**Data:**

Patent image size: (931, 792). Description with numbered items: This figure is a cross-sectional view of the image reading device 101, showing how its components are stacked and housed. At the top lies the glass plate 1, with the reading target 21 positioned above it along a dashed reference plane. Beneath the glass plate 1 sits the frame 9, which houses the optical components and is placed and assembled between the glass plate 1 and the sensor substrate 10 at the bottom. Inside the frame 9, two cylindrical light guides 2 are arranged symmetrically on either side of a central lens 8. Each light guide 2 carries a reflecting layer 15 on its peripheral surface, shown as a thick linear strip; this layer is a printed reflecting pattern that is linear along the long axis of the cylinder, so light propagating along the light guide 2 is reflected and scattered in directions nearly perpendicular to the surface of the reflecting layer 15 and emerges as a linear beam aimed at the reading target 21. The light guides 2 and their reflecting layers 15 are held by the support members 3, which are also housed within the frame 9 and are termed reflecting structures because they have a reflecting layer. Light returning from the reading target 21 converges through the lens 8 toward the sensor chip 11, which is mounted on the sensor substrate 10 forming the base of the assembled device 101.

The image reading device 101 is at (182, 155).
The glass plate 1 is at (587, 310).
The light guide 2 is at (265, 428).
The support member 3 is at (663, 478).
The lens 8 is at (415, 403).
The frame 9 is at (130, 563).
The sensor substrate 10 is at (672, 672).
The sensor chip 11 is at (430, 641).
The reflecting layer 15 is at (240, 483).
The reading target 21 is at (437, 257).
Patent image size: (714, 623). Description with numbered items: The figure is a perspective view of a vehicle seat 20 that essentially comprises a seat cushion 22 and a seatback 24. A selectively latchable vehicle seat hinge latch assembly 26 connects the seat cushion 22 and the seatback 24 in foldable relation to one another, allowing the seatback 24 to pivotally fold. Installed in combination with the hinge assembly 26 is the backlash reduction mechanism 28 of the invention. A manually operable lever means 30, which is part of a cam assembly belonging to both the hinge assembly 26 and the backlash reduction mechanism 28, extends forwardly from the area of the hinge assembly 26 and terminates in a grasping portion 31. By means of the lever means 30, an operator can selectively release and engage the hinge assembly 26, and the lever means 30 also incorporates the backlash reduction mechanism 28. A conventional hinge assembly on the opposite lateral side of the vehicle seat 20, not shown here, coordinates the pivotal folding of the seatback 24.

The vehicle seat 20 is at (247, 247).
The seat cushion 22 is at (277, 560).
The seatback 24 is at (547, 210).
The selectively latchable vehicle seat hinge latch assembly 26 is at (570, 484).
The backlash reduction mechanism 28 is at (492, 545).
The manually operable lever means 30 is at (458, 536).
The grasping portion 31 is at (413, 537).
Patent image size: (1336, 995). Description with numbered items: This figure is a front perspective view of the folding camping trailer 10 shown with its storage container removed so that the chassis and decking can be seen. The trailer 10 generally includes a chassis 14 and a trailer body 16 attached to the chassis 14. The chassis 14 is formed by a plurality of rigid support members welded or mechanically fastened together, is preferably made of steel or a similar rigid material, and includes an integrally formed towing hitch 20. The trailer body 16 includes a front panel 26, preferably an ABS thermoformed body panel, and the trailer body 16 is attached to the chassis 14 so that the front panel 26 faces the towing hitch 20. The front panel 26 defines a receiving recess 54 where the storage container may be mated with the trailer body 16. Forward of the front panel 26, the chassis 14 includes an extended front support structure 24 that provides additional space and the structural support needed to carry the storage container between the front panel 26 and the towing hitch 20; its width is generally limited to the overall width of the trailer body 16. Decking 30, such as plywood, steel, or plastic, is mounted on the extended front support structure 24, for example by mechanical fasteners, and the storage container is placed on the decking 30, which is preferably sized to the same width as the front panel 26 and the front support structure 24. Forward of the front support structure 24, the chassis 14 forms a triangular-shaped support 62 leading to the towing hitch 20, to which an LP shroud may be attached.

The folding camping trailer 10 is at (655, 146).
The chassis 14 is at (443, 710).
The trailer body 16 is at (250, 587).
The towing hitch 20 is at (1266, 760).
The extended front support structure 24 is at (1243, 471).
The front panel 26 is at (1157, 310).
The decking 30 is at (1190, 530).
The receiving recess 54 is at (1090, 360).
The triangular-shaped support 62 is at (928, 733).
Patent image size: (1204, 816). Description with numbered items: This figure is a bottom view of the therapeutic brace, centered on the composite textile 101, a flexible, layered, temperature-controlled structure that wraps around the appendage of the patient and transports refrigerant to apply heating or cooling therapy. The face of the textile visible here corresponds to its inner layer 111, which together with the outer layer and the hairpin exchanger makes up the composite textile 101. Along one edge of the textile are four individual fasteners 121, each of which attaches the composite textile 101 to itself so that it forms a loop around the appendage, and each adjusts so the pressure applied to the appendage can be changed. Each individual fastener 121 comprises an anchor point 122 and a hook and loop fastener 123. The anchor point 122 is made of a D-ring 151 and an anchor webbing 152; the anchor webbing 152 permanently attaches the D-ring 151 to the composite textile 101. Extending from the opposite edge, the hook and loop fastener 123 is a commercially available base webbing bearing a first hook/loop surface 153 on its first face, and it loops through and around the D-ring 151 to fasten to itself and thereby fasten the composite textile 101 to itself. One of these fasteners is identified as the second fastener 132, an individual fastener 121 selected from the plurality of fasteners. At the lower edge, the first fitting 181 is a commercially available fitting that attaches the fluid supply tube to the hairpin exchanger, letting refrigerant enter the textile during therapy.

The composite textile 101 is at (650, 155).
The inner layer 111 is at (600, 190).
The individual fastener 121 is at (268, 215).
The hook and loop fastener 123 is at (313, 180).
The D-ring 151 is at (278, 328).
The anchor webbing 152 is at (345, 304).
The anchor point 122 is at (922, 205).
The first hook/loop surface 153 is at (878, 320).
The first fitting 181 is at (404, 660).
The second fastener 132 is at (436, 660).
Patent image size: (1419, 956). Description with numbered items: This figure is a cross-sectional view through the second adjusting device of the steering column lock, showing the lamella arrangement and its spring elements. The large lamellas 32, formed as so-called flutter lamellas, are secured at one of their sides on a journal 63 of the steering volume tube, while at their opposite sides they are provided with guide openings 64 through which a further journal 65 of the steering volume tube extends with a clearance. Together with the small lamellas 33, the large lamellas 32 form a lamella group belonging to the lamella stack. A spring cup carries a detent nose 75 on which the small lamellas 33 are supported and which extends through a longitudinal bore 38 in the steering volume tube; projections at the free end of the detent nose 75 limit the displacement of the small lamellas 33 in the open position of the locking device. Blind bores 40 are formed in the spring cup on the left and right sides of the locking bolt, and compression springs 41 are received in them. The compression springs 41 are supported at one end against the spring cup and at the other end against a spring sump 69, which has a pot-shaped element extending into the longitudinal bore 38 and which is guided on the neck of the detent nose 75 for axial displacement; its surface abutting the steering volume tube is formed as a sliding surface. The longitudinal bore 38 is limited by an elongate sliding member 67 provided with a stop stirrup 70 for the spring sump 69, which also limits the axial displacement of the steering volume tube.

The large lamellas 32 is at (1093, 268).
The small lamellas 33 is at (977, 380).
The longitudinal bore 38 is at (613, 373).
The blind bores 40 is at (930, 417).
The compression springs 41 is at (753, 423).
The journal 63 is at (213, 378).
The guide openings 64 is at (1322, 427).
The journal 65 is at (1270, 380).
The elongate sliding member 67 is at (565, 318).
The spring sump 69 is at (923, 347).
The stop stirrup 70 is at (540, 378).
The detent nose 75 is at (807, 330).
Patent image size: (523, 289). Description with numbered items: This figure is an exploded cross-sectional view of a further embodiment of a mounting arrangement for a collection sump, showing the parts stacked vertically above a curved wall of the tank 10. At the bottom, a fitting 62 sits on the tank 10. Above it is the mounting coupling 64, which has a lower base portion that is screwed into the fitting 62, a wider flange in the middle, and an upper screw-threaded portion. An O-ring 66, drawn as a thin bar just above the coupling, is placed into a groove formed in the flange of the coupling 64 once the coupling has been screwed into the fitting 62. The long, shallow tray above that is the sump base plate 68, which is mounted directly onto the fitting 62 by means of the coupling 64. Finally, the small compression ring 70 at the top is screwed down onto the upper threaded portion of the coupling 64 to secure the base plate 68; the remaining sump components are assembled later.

**To be done:** Please pull out every line of the records above that contains the word "essentially", and note that case counts.

**Result of this task:**
Patent image size: (714, 623). Description with numbered items: The figure is a perspective view of a vehicle seat 20 that essentially comprises a seat cushion 22 and a seatback 24. A selectively latchable vehicle seat hinge latch assembly 26 connects the seat cushion 22 and the seatback 24 in foldable relation to one another, allowing the seatback 24 to pivotally fold. Installed in combination with the hinge assembly 26 is the backlash reduction mechanism 28 of the invention. A manually operable lever means 30, which is part of a cam assembly belonging to both the hinge assembly 26 and the backlash reduction mechanism 28, extends forwardly from the area of the hinge assembly 26 and terminates in a grasping portion 31. By means of the lever means 30, an operator can selectively release and engage the hinge assembly 26, and the lever means 30 also incorporates the backlash reduction mechanism 28. A conventional hinge assembly on the opposite lateral side of the vehicle seat 20, not shown here, coordinates the pivotal folding of the seatback 24.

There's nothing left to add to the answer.